▶ **WORK REQUIRED**
Reproduce the data that follows in its entirety, character for character.

▶ **DATASET EXCERPTS**
•••••
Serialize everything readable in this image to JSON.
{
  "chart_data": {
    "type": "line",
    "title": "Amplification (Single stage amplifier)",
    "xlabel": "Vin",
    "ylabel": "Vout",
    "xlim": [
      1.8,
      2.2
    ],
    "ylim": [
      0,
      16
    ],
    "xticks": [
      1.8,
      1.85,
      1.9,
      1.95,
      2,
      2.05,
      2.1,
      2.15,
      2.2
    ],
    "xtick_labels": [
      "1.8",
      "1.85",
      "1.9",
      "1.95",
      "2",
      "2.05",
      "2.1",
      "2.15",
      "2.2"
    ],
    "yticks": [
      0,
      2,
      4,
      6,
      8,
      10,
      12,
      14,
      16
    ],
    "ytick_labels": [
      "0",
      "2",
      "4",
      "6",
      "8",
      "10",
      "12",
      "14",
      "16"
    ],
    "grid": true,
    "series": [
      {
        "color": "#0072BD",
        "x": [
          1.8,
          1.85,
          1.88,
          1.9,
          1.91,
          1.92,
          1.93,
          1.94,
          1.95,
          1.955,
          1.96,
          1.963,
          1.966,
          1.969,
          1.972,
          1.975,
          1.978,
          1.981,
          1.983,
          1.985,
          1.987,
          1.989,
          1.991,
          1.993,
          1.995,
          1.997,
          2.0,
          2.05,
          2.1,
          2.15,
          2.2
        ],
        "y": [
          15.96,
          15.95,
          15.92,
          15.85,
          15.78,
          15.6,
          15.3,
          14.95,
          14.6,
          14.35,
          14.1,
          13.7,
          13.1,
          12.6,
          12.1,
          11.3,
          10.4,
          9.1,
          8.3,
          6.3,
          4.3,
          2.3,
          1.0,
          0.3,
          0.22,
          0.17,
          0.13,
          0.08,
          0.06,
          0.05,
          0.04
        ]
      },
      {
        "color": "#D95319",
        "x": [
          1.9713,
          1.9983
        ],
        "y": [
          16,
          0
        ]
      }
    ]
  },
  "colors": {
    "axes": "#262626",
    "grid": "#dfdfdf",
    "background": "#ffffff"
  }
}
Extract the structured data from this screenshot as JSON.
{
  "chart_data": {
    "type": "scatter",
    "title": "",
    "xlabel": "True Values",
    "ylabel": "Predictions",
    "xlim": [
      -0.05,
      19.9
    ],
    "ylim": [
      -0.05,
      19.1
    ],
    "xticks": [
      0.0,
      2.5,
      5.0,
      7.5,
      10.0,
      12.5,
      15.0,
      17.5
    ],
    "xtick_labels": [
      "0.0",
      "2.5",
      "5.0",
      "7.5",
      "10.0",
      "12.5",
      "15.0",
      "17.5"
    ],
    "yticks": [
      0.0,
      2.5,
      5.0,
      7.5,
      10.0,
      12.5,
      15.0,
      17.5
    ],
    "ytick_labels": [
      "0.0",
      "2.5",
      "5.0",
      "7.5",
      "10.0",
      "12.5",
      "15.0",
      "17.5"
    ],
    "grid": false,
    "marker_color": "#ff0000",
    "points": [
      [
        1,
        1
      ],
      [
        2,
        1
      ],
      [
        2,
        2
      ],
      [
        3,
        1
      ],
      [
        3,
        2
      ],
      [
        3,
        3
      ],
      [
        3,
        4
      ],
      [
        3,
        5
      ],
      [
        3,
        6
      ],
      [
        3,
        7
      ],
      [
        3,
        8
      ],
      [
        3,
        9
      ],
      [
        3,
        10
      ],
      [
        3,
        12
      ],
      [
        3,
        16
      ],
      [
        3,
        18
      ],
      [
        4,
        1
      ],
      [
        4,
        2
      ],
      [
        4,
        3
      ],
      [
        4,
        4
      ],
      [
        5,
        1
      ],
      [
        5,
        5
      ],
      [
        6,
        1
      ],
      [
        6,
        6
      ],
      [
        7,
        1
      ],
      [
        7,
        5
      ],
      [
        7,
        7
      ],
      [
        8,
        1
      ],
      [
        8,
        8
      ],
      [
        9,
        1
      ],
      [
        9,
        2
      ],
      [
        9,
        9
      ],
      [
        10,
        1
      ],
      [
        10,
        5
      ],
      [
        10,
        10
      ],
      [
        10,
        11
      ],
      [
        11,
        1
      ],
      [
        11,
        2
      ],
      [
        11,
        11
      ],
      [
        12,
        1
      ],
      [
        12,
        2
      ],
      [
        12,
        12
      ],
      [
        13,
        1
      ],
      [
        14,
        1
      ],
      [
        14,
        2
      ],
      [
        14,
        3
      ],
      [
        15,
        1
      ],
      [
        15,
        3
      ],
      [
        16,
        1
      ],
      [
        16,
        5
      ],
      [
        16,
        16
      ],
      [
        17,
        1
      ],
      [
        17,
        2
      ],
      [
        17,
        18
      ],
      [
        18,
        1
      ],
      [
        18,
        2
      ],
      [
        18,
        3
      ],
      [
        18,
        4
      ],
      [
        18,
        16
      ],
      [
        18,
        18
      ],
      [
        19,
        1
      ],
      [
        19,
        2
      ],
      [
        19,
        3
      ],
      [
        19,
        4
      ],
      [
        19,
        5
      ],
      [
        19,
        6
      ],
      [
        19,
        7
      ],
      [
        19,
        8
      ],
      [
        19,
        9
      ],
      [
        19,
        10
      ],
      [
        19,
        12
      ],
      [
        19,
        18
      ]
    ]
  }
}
•••••
▶ **TASK SOLUTION**
Serialize everything readable in this image to JSON.
{
  "chart_data": {
    "type": "line",
    "title": "Amplification (Single stage amplifier)",
    "xlabel": "Vin",
    "ylabel": "Vout",
    "xlim": [
      1.8,
      2.2
    ],
    "ylim": [
      0,
      16
    ],
    "xticks": [
      1.8,
      1.85,
      1.9,
      1.95,
      2,
      2.05,
      2.1,
      2.15,
      2.2
    ],
    "xtick_labels": [
      "1.8",
      "1.85",
      "1.9",
      "1.95",
      "2",
      "2.05",
      "2.1",
      "2.15",
      "2.2"
    ],
    "yticks": [
      0,
      2,
      4,
      6,
      8,
      10,
      12,
      14,
      16
    ],
    "ytick_labels": [
      "0",
      "2",
      "4",
      "6",
      "8",
      "10",
      "12",
      "14",
      "16"
    ],
    "grid": true,
    "series": [
      {
        "color": "#0072BD",
        "x": [
          1.8,
          1.85,
          1.88,
          1.9,
          1.91,
          1.92,
          1.93,
          1.94,
          1.95,
          1.955,
          1.96,
          1.963,
          1.966,
          1.969,
          1.972,
          1.975,
          1.978,
          1.981,
          1.983,
          1.985,
          1.987,
          1.989,
          1.991,
          1.993,
          1.995,
          1.997,
          2.0,
          2.05,
          2.1,
          2.15,
          2.2
        ],
        "y": [
          15.96,
          15.95,
          15.92,
          15.85,
          15.78,
          15.6,
          15.3,
          14.95,
          14.6,
          14.35,
          14.1,
          13.7,
          13.1,
          12.6,
          12.1,
          11.3,
          10.4,
          9.1,
          8.3,
          6.3,
          4.3,
          2.3,
          1.0,
          0.3,
          0.22,
          0.17,
          0.13,
          0.08,
          0.06,
          0.05,
          0.04
        ]
      },
      {
        "color": "#D95319",
        "x": [
          1.9713,
          1.9983
        ],
        "y": [
          16,
          0
        ]
      }
    ]
  },
  "colors": {
    "axes": "#262626",
    "grid": "#dfdfdf",
    "background": "#ffffff"
  }
}
Extract the structured data from this screenshot as JSON.
{
  "chart_data": {
    "type": "scatter",
    "title": "",
    "xlabel": "True Values",
    "ylabel": "Predictions",
    "xlim": [
      -0.05,
      19.9
    ],
    "ylim": [
      -0.05,
      19.1
    ],
    "xticks": [
      0.0,
      2.5,
      5.0,
      7.5,
      10.0,
      12.5,
      15.0,
      17.5
    ],
    "xtick_labels": [
      "0.0",
      "2.5",
      "5.0",
      "7.5",
      "10.0",
      "12.5",
      "15.0",
      "17.5"
    ],
    "yticks": [
      0.0,
      2.5,
      5.0,
      7.5,
      10.0,
      12.5,
      15.0,
      17.5
    ],
    "ytick_labels": [
      "0.0",
      "2.5",
      "5.0",
      "7.5",
      "10.0",
      "12.5",
      "15.0",
      "17.5"
    ],
    "grid": false,
    "marker_color": "#ff0000",
    "points": [
      [
        1,
        1
      ],
      [
        2,
        1
      ],
      [
        2,
        2
      ],
      [
        3,
        1
      ],
      [
        3,
        2
      ],
      [
        3,
        3
      ],
      [
        3,
        4
      ],
      [
        3,
        5
      ],
      [
        3,
        6
      ],
      [
        3,
        7
      ],
      [
        3,
        8
      ],
      [
        3,
        9
      ],
      [
        3,
        10
      ],
      [
        3,
        12
      ],
      [
        3,
        16
      ],
      [
        3,
        18
      ],
      [
        4,
        1
      ],
      [
        4,
        2
      ],
      [
        4,
        3
      ],
      [
        4,
        4
      ],
      [
        5,
        1
      ],
      [
        5,
        5
      ],
      [
        6,
        1
      ],
      [
        6,
        6
      ],
      [
        7,
        1
      ],
      [
        7,
        5
      ],
      [
        7,
        7
      ],
      [
        8,
        1
      ],
      [
        8,
        8
      ],
      [
        9,
        1
      ],
      [
        9,
        2
      ],
      [
        9,
        9
      ],
      [
        10,
        1
      ],
      [
        10,
        5
      ],
      [
        10,
        10
      ],
      [
        10,
        11
      ],
      [
        11,
        1
      ],
      [
        11,
        2
      ],
      [
        11,
        11
      ],
      [
        12,
        1
      ],
      [
        12,
        2
      ],
      [
        12,
        12
      ],
      [
        13,
        1
      ],
      [
        14,
        1
      ],
      [
        14,
        2
      ],
      [
        14,
        3
      ],
      [
        15,
        1
      ],
      [
        15,
        3
      ],
      [
        16,
        1
      ],
      [
        16,
        5
      ],
      [
        16,
        16
      ],
      [
        17,
        1
      ],
      [
        17,
        2
      ],
      [
        17,
        18
      ],
      [
        18,
        1
      ],
      [
        18,
        2
      ],
      [
        18,
        3
      ],
      [
        18,
        4
      ],
      [
        18,
        16
      ],
      [
        18,
        18
      ],
      [
        19,
        1
      ],
      [
        19,
        2
      ],
      [
        19,
        3
      ],
      [
        19,
        4
      ],
      [
        19,
        5
      ],
      [
        19,
        6
      ],
      [
        19,
        7
      ],
      [
        19,
        8
      ],
      [
        19,
        9
      ],
      [
        19,
        10
      ],
      [
        19,
        12
      ],
      [
        19,
        18
      ]
    ]
  }
}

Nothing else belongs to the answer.